Retype the records below exactly as they appear, but leave out any pictures.

==== SOURCE DATA ====

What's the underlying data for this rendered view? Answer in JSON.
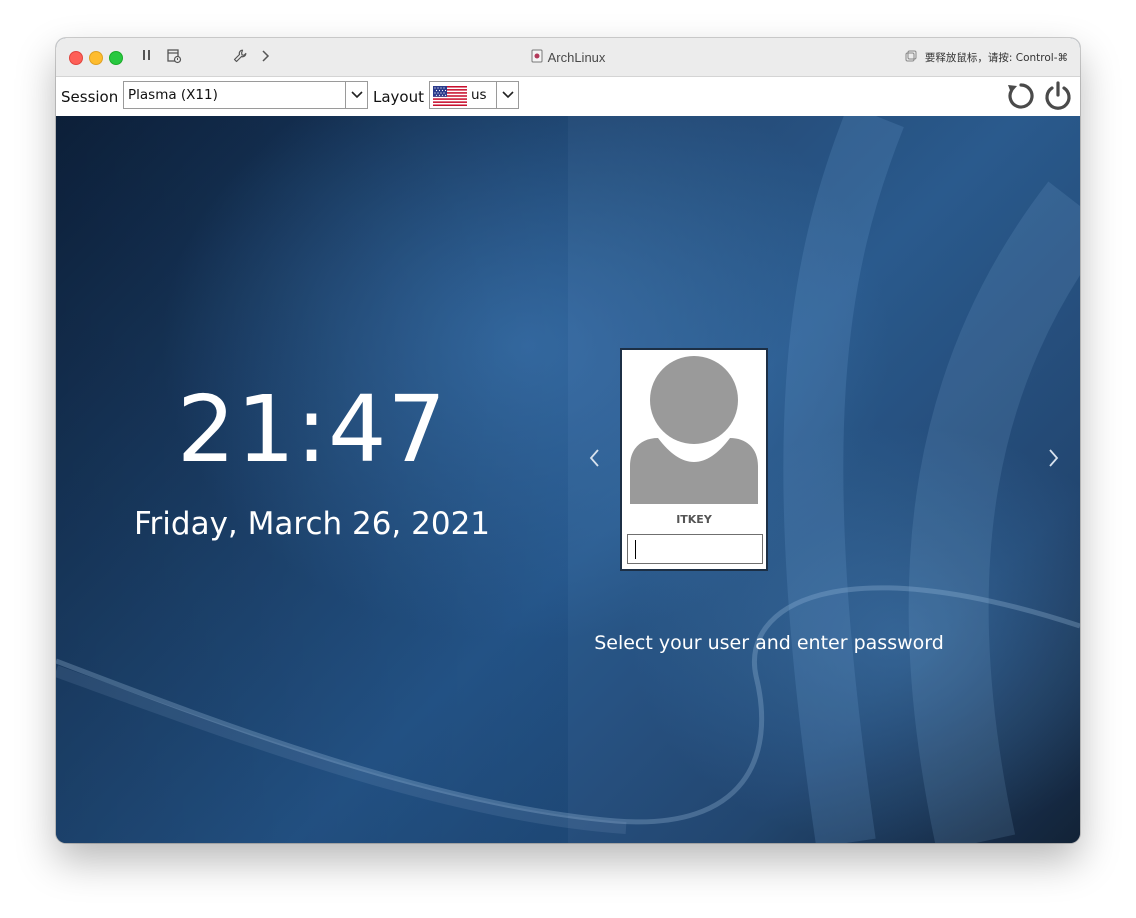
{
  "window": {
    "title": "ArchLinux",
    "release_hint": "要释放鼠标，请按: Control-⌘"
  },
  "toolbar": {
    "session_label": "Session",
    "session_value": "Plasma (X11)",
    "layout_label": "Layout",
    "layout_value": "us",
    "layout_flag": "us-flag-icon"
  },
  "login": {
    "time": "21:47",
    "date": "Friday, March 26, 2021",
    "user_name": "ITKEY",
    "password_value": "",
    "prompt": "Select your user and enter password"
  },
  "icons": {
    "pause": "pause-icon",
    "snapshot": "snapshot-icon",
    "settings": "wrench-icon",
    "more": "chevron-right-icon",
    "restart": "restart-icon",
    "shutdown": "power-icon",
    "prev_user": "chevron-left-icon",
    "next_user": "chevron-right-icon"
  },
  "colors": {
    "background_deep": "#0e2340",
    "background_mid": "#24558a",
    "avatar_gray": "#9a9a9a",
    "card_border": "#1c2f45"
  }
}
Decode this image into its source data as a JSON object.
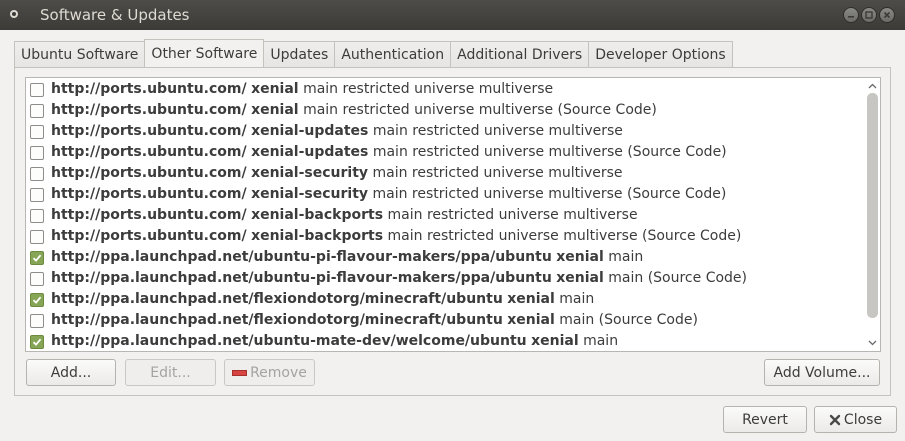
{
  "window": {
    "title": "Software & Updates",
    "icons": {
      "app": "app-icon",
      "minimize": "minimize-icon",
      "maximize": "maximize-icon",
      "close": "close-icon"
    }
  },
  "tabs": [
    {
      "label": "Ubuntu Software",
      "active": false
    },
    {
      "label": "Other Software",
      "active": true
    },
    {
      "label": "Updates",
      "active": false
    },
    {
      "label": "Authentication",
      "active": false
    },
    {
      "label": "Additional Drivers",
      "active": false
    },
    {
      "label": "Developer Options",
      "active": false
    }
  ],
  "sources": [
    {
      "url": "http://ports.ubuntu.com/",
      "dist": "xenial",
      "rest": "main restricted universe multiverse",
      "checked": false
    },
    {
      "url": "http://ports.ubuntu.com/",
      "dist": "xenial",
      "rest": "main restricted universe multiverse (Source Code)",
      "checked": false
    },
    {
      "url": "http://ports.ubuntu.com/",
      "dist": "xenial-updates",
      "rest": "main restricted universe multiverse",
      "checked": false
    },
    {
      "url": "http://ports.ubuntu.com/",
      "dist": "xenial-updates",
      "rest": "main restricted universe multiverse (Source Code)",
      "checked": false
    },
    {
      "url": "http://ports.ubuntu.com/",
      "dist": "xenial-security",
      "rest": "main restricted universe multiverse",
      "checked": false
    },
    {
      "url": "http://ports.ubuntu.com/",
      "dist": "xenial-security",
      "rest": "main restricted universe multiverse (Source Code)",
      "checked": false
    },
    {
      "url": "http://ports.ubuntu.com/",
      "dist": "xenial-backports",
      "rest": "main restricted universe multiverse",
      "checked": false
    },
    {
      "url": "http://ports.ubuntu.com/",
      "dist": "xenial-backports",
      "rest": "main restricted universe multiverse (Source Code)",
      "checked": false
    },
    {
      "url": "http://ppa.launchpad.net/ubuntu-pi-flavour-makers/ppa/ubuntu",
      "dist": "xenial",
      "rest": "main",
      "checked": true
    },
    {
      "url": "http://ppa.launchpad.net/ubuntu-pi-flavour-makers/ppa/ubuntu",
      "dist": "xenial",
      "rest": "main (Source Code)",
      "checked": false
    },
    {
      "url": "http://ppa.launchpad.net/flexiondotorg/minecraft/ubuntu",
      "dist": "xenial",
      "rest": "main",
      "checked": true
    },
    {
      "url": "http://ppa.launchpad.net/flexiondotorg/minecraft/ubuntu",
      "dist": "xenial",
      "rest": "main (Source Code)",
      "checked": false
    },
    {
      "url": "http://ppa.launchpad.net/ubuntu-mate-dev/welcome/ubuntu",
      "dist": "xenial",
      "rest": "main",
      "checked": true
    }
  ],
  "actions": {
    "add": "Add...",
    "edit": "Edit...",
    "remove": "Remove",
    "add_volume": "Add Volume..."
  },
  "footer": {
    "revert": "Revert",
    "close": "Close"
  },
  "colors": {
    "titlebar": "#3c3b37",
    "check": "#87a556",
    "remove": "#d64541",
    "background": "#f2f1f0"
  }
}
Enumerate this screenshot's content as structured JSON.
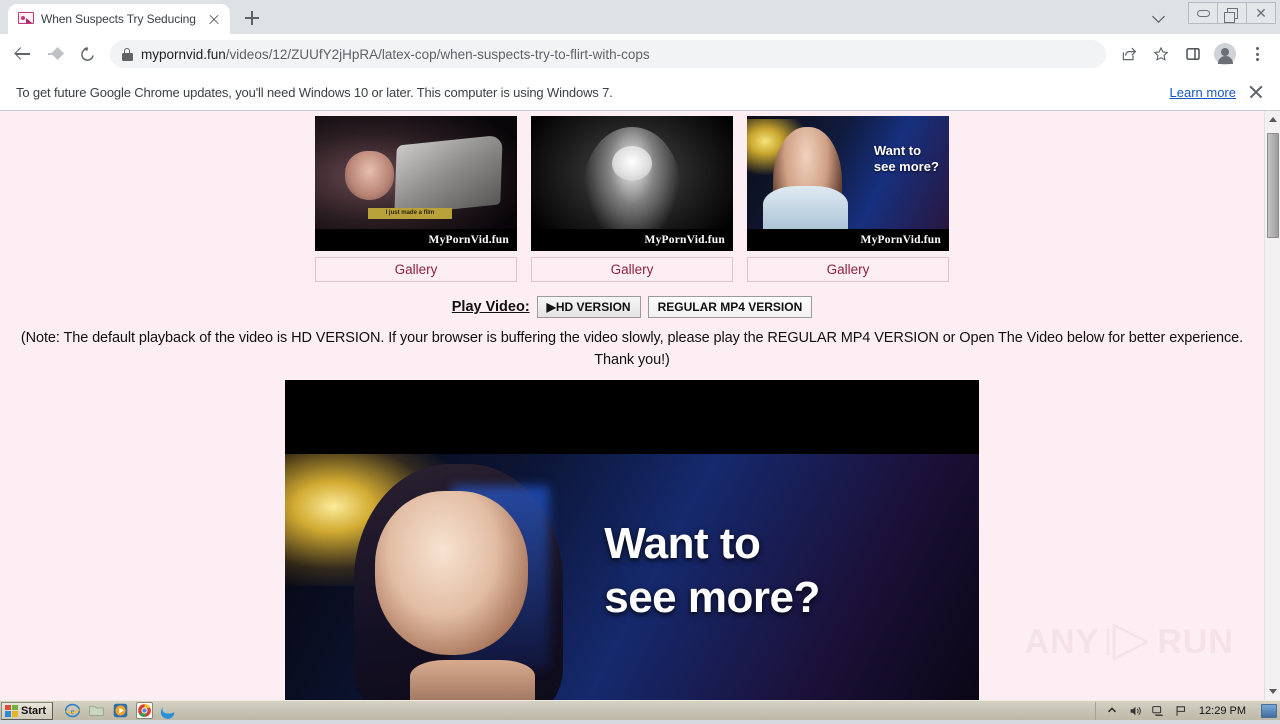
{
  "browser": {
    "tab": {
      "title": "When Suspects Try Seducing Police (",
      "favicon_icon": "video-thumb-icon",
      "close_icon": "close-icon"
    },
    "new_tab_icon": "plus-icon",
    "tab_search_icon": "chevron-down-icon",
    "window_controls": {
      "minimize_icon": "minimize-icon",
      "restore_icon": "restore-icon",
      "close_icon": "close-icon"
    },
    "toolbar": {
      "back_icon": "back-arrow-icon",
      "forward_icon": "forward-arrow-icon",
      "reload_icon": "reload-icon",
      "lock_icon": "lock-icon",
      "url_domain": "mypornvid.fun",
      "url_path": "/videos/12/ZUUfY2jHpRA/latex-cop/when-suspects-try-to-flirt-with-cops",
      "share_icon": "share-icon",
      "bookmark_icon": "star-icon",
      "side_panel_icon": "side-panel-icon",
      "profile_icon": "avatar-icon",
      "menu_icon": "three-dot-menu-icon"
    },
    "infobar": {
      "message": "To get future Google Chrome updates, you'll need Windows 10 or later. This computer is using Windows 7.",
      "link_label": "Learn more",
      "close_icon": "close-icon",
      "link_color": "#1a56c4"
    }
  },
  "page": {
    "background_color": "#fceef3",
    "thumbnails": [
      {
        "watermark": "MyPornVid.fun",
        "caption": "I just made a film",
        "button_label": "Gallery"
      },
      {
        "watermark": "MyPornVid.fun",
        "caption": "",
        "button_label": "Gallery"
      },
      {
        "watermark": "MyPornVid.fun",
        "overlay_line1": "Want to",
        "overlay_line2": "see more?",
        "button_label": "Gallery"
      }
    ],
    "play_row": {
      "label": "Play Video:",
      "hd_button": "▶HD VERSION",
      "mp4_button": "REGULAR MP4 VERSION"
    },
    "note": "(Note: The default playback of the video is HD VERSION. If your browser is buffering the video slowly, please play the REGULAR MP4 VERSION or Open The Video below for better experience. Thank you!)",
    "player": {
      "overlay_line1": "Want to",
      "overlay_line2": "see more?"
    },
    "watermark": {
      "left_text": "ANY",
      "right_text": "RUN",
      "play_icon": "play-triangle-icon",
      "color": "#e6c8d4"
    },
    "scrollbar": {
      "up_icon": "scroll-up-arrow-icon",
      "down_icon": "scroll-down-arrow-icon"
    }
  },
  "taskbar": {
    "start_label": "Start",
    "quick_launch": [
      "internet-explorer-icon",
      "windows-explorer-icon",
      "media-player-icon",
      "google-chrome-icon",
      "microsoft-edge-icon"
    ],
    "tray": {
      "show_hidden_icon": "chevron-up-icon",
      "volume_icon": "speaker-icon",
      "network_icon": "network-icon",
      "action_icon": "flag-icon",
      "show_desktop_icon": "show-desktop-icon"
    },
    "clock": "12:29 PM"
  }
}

====

- _CORRECT RESPONSE_:
What's the underlying data for this rendered view? Answer in JSON.
{
  "window": {
    "title": "ArchLinux",
    "release_hint": "要释放鼠标，请按: Control-⌘"
  },
  "toolbar": {
    "session_label": "Session",
    "session_value": "Plasma (X11)",
    "layout_label": "Layout",
    "layout_value": "us",
    "layout_flag": "us-flag-icon"
  },
  "login": {
    "time": "21:47",
    "date": "Friday, March 26, 2021",
    "user_name": "ITKEY",
    "password_value": "",
    "prompt": "Select your user and enter password"
  },
  "icons": {
    "pause": "pause-icon",
    "snapshot": "snapshot-icon",
    "settings": "wrench-icon",
    "more": "chevron-right-icon",
    "restart": "restart-icon",
    "shutdown": "power-icon",
    "prev_user": "chevron-left-icon",
    "next_user": "chevron-right-icon"
  },
  "colors": {
    "background_deep": "#0e2340",
    "background_mid": "#24558a",
    "avatar_gray": "#9a9a9a",
    "card_border": "#1c2f45"
  }
}
Decode this image into its source data as a JSON object.
{
  "window": {
    "title": "Software & Updates",
    "icons": {
      "app": "app-icon",
      "minimize": "minimize-icon",
      "maximize": "maximize-icon",
      "close": "close-icon"
    }
  },
  "tabs": [
    {
      "label": "Ubuntu Software",
      "active": false
    },
    {
      "label": "Other Software",
      "active": true
    },
    {
      "label": "Updates",
      "active": false
    },
    {
      "label": "Authentication",
      "active": false
    },
    {
      "label": "Additional Drivers",
      "active": false
    },
    {
      "label": "Developer Options",
      "active": false
    }
  ],
  "sources": [
    {
      "url": "http://ports.ubuntu.com/",
      "dist": "xenial",
      "rest": "main restricted universe multiverse",
      "checked": false
    },
    {
      "url": "http://ports.ubuntu.com/",
      "dist": "xenial",
      "rest": "main restricted universe multiverse (Source Code)",
      "checked": false
    },
    {
      "url": "http://ports.ubuntu.com/",
      "dist": "xenial-updates",
      "rest": "main restricted universe multiverse",
      "checked": false
    },
    {
      "url": "http://ports.ubuntu.com/",
      "dist": "xenial-updates",
      "rest": "main restricted universe multiverse (Source Code)",
      "checked": false
    },
    {
      "url": "http://ports.ubuntu.com/",
      "dist": "xenial-security",
      "rest": "main restricted universe multiverse",
      "checked": false
    },
    {
      "url": "http://ports.ubuntu.com/",
      "dist": "xenial-security",
      "rest": "main restricted universe multiverse (Source Code)",
      "checked": false
    },
    {
      "url": "http://ports.ubuntu.com/",
      "dist": "xenial-backports",
      "rest": "main restricted universe multiverse",
      "checked": false
    },
    {
      "url": "http://ports.ubuntu.com/",
      "dist": "xenial-backports",
      "rest": "main restricted universe multiverse (Source Code)",
      "checked": false
    },
    {
      "url": "http://ppa.launchpad.net/ubuntu-pi-flavour-makers/ppa/ubuntu",
      "dist": "xenial",
      "rest": "main",
      "checked": true
    },
    {
      "url": "http://ppa.launchpad.net/ubuntu-pi-flavour-makers/ppa/ubuntu",
      "dist": "xenial",
      "rest": "main (Source Code)",
      "checked": false
    },
    {
      "url": "http://ppa.launchpad.net/flexiondotorg/minecraft/ubuntu",
      "dist": "xenial",
      "rest": "main",
      "checked": true
    },
    {
      "url": "http://ppa.launchpad.net/flexiondotorg/minecraft/ubuntu",
      "dist": "xenial",
      "rest": "main (Source Code)",
      "checked": false
    },
    {
      "url": "http://ppa.launchpad.net/ubuntu-mate-dev/welcome/ubuntu",
      "dist": "xenial",
      "rest": "main",
      "checked": true
    }
  ],
  "actions": {
    "add": "Add...",
    "edit": "Edit...",
    "remove": "Remove",
    "add_volume": "Add Volume..."
  },
  "footer": {
    "revert": "Revert",
    "close": "Close"
  },
  "colors": {
    "titlebar": "#3c3b37",
    "check": "#87a556",
    "remove": "#d64541",
    "background": "#f2f1f0"
  }
}
Enumerate this screenshot's content as structured JSON.
{
  "browser": {
    "tab": {
      "title": "When Suspects Try Seducing Police (",
      "favicon_icon": "video-thumb-icon",
      "close_icon": "close-icon"
    },
    "new_tab_icon": "plus-icon",
    "tab_search_icon": "chevron-down-icon",
    "window_controls": {
      "minimize_icon": "minimize-icon",
      "restore_icon": "restore-icon",
      "close_icon": "close-icon"
    },
    "toolbar": {
      "back_icon": "back-arrow-icon",
      "forward_icon": "forward-arrow-icon",
      "reload_icon": "reload-icon",
      "lock_icon": "lock-icon",
      "url_domain": "mypornvid.fun",
      "url_path": "/videos/12/ZUUfY2jHpRA/latex-cop/when-suspects-try-to-flirt-with-cops",
      "share_icon": "share-icon",
      "bookmark_icon": "star-icon",
      "side_panel_icon": "side-panel-icon",
      "profile_icon": "avatar-icon",
      "menu_icon": "three-dot-menu-icon"
    },
    "infobar": {
      "message": "To get future Google Chrome updates, you'll need Windows 10 or later. This computer is using Windows 7.",
      "link_label": "Learn more",
      "close_icon": "close-icon",
      "link_color": "#1a56c4"
    }
  },
  "page": {
    "background_color": "#fceef3",
    "thumbnails": [
      {
        "watermark": "MyPornVid.fun",
        "caption": "I just made a film",
        "button_label": "Gallery"
      },
      {
        "watermark": "MyPornVid.fun",
        "caption": "",
        "button_label": "Gallery"
      },
      {
        "watermark": "MyPornVid.fun",
        "overlay_line1": "Want to",
        "overlay_line2": "see more?",
        "button_label": "Gallery"
      }
    ],
    "play_row": {
      "label": "Play Video:",
      "hd_button": "▶HD VERSION",
      "mp4_button": "REGULAR MP4 VERSION"
    },
    "note": "(Note: The default playback of the video is HD VERSION. If your browser is buffering the video slowly, please play the REGULAR MP4 VERSION or Open The Video below for better experience. Thank you!)",
    "player": {
      "overlay_line1": "Want to",
      "overlay_line2": "see more?"
    },
    "watermark": {
      "left_text": "ANY",
      "right_text": "RUN",
      "play_icon": "play-triangle-icon",
      "color": "#e6c8d4"
    },
    "scrollbar": {
      "up_icon": "scroll-up-arrow-icon",
      "down_icon": "scroll-down-arrow-icon"
    }
  },
  "taskbar": {
    "start_label": "Start",
    "quick_launch": [
      "internet-explorer-icon",
      "windows-explorer-icon",
      "media-player-icon",
      "google-chrome-icon",
      "microsoft-edge-icon"
    ],
    "tray": {
      "show_hidden_icon": "chevron-up-icon",
      "volume_icon": "speaker-icon",
      "network_icon": "network-icon",
      "action_icon": "flag-icon",
      "show_desktop_icon": "show-desktop-icon"
    },
    "clock": "12:29 PM"
  }
}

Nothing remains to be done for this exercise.